A run of records
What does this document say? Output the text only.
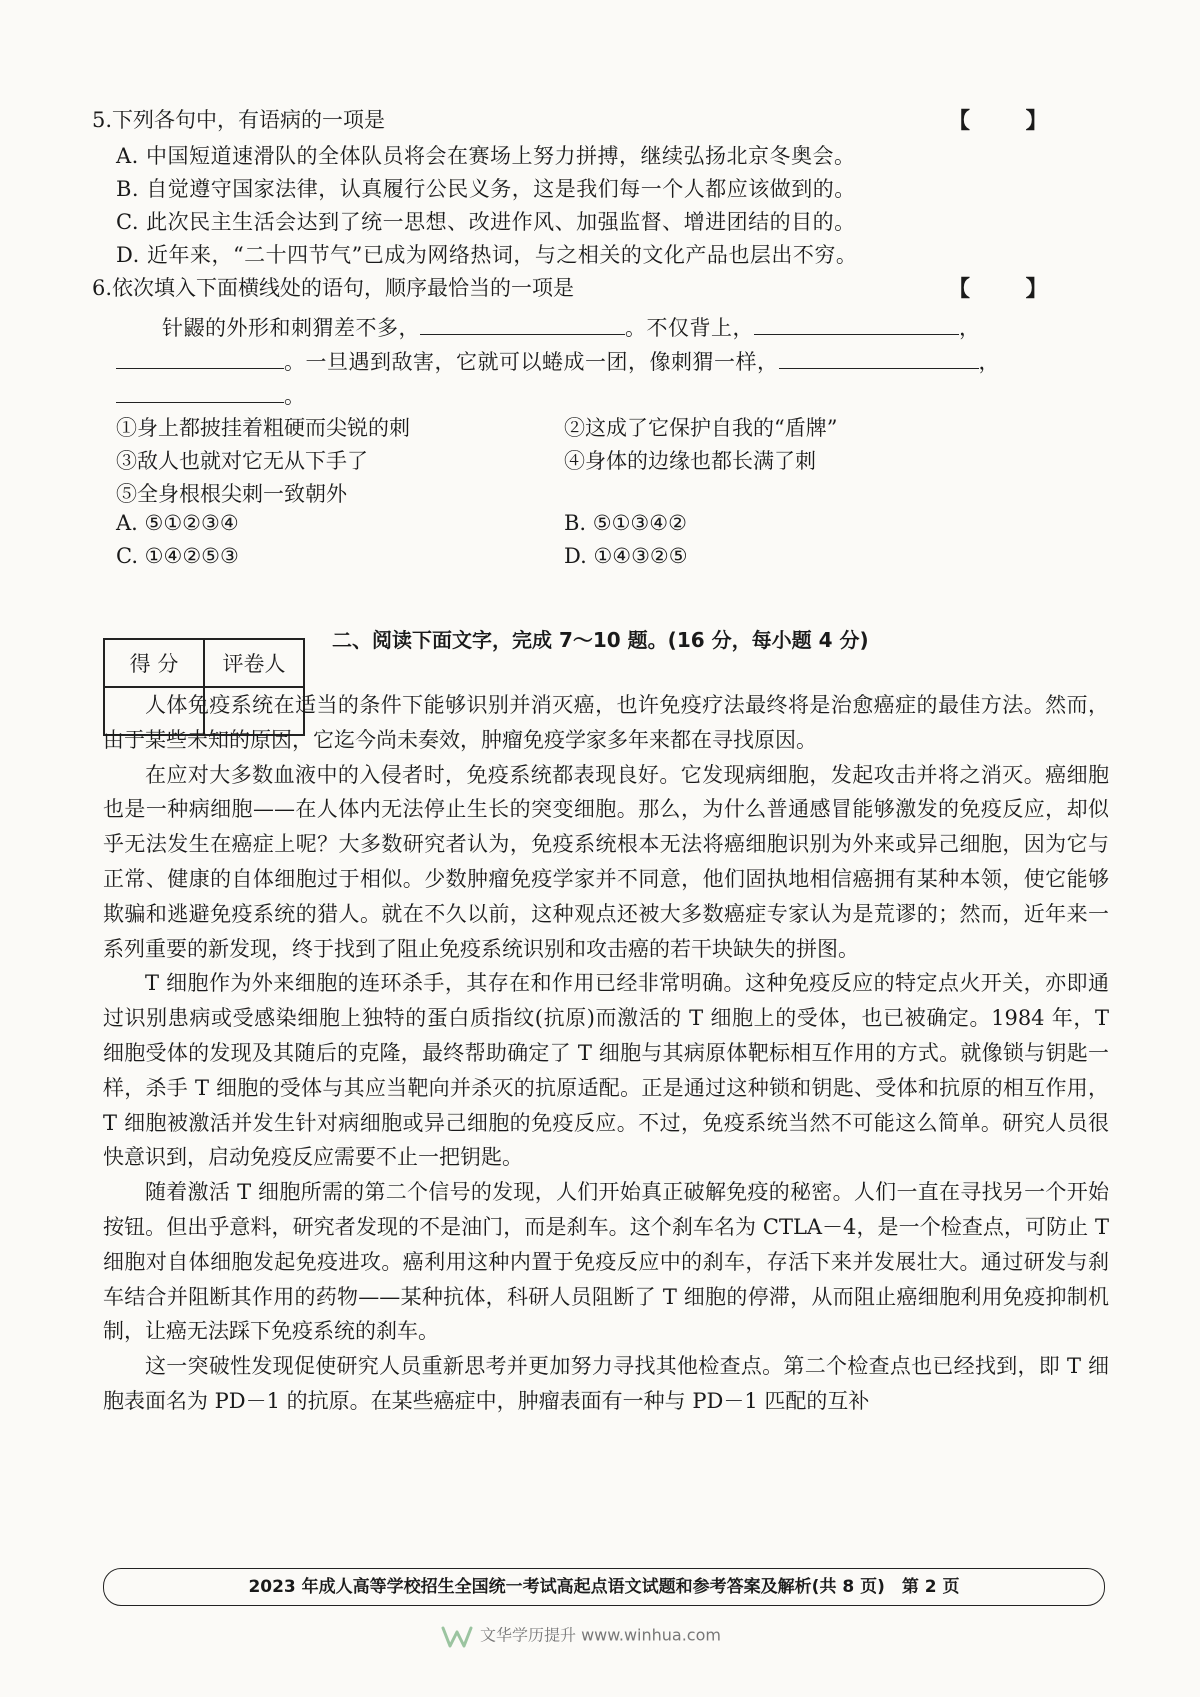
5.下列各句中，有语病的一项是	【 】
A. 中国短道速滑队的全体队员将会在赛场上努力拼搏，继续弘扬北京冬奥会。
B. 自觉遵守国家法律，认真履行公民义务，这是我们每一个人都应该做到的。
C. 此次民主生活会达到了统一思想、改进作风、加强监督、增进团结的目的。
D. 近年来，“二十四节气”已成为网络热词，与之相关的文化产品也层出不穷。
6.依次填入下面横线处的语句，顺序最恰当的一项是	【 】
针鼹的外形和刺猬差不多，	。不仅背上，	，
。一旦遇到敌害，它就可以蜷成一团，像刺猬一样，	，
。
①身上都披挂着粗硬而尖锐的刺	②这成了它保护自我的“盾牌”
③敌人也就对它无从下手了	④身体的边缘也都长满了刺
⑤全身根根尖刺一致朝外
A. ⑤①②③④	B. ⑤①③④②
C. ①④②⑤③	D. ①④③②⑤
得 分	评卷人

二、阅读下面文字，完成 7～10 题。(16 分，每小题 4 分)

人体免疫系统在适当的条件下能够识别并消灭癌，也许免疫疗法最终将是治愈癌症的最佳方法。然而，由于某些未知的原因，它迄今尚未奏效，肿瘤免疫学家多年来都在寻找原因。

在应对大多数血液中的入侵者时，免疫系统都表现良好。它发现病细胞，发起攻击并将之消灭。癌细胞也是一种病细胞——在人体内无法停止生长的突变细胞。那么，为什么普通感冒能够激发的免疫反应，却似乎无法发生在癌症上呢？大多数研究者认为，免疫系统根本无法将癌细胞识别为外来或异己细胞，因为它与正常、健康的自体细胞过于相似。少数肿瘤免疫学家并不同意，他们固执地相信癌拥有某种本领，使它能够欺骗和逃避免疫系统的猎人。就在不久以前，这种观点还被大多数癌症专家认为是荒谬的；然而，近年来一系列重要的新发现，终于找到了阻止免疫系统识别和攻击癌的若干块缺失的拼图。

T 细胞作为外来细胞的连环杀手，其存在和作用已经非常明确。这种免疫反应的特定点火开关，亦即通过识别患病或受感染细胞上独特的蛋白质指纹(抗原)而激活的 T 细胞上的受体，也已被确定。1984 年，T 细胞受体的发现及其随后的克隆，最终帮助确定了 T 细胞与其病原体靶标相互作用的方式。就像锁与钥匙一样，杀手 T 细胞的受体与其应当靶向并杀灭的抗原适配。正是通过这种锁和钥匙、受体和抗原的相互作用，T 细胞被激活并发生针对病细胞或异己细胞的免疫反应。不过，免疫系统当然不可能这么简单。研究人员很快意识到，启动免疫反应需要不止一把钥匙。

随着激活 T 细胞所需的第二个信号的发现，人们开始真正破解免疫的秘密。人们一直在寻找另一个开始按钮。但出乎意料，研究者发现的不是油门，而是刹车。这个刹车名为 CTLA－4，是一个检查点，可防止 T 细胞对自体细胞发起免疫进攻。癌利用这种内置于免疫反应中的刹车，存活下来并发展壮大。通过研发与刹车结合并阻断其作用的药物——某种抗体，科研人员阻断了 T 细胞的停滞，从而阻止癌细胞利用免疫抑制机制，让癌无法踩下免疫系统的刹车。

这一突破性发现促使研究人员重新思考并更加努力寻找其他检查点。第二个检查点也已经找到，即 T 细胞表面名为 PD－1 的抗原。在某些癌症中，肿瘤表面有一种与 PD－1 匹配的互补

2023 年成人高等学校招生全国统一考试高起点语文试题和参考答案及解析(共 8 页)　第 2 页
文华学历提升 www.winhua.com
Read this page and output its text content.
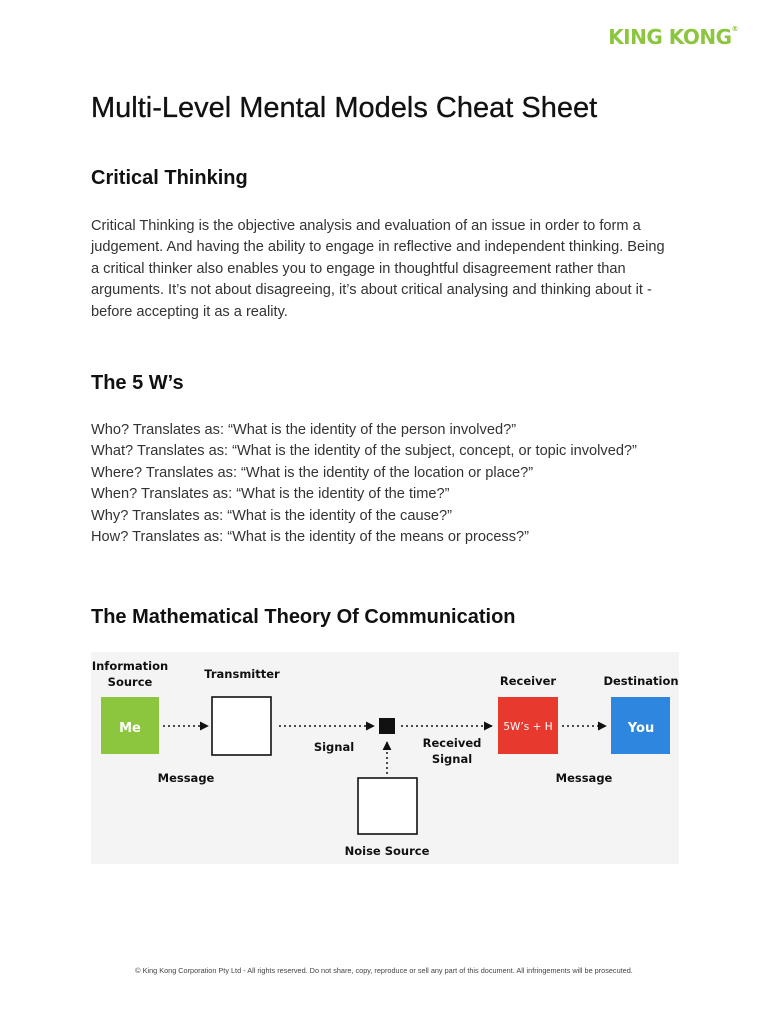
KING KONG®
Multi-Level Mental Models Cheat Sheet
Critical Thinking

Critical Thinking is the objective analysis and evaluation of an issue in order to form a judgement. And having the ability to engage in reflective and independent thinking. Being a critical thinker also enables you to engage in thoughtful disagreement rather than arguments. It’s not about disagreeing, it’s about critical analysing and thinking about it - before accepting it as a reality.

The 5 W’s
Who? Translates as: “What is the identity of the person involved?”
What? Translates as: “What is the identity of the subject, concept, or topic involved?”
Where? Translates as: “What is the identity of the location or place?”
When? Translates as: “What is the identity of the time?”
Why? Translates as: “What is the identity of the cause?”
How? Translates as: “What is the identity of the means or process?”
The Mathematical Theory Of Communication
Information
Source
Me
Message
Transmitter
Signal
Noise Source
Received
Signal
Receiver
5W’s + H
Message
Destination
You
© King Kong Corporation Pty Ltd - All rights reserved. Do not share, copy, reproduce or sell any part of this document. All infringements will be prosecuted.
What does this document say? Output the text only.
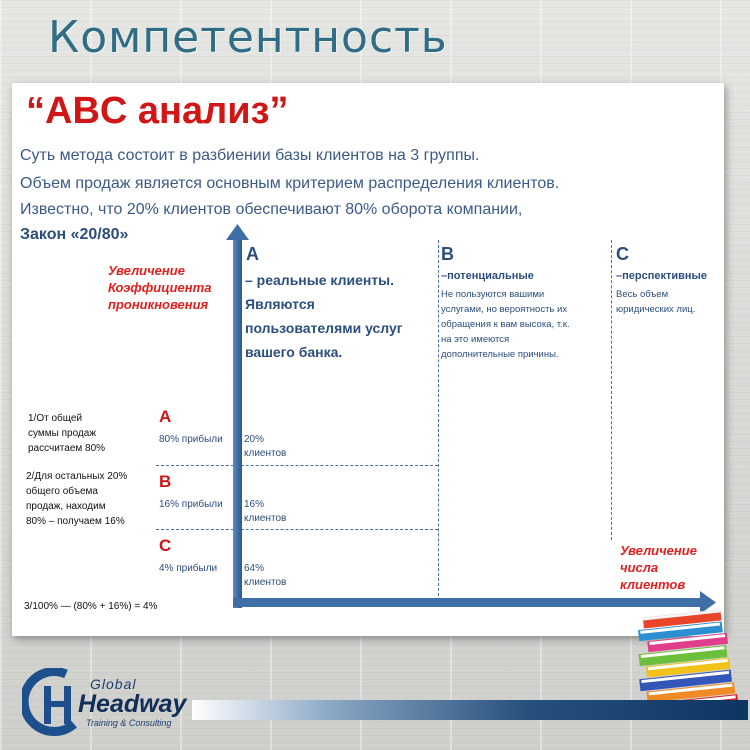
Компетентность
“ABC анализ”
Суть метода состоит в разбиении базы клиентов на 3 группы.
Объем продаж является основным критерием распределения клиентов.
Известно, что 20% клиентов обеспечивают 80% оборота компании,
Закон «20/80»
Увеличение
Коэффициента
проникновения
1/От общей
суммы продаж
рассчитаем 80%
2/Для остальных 20%
общего объема
продаж, находим
80% – получаем 16%
3/100% — (80% + 16%) = 4%
A
80% прибыли 20%
клиентов
B
16% прибыли 16%
клиентов
C
4% прибыли	64%
клиентов
A
– реальные клиенты.
Являются
пользователями услуг
вашего банка.
B
–потенциальные
Не пользуются вашими
услугами, но вероятность их
обращения к вам высока, т.к.
на это имеются
дополнительные причины.
C
–перспективные
Весь объем
юридических лиц.
Увеличение
числа
клиентов
Global
Headway
Training & Consulting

→ **GIVEN TASK**:
From the data, collect all lines where the string "involved" appears.

→ **REPLY**:
Who? Translates as: “What is the identity of the person involved?”
What? Translates as: “What is the identity of the subject, concept, or topic involved?”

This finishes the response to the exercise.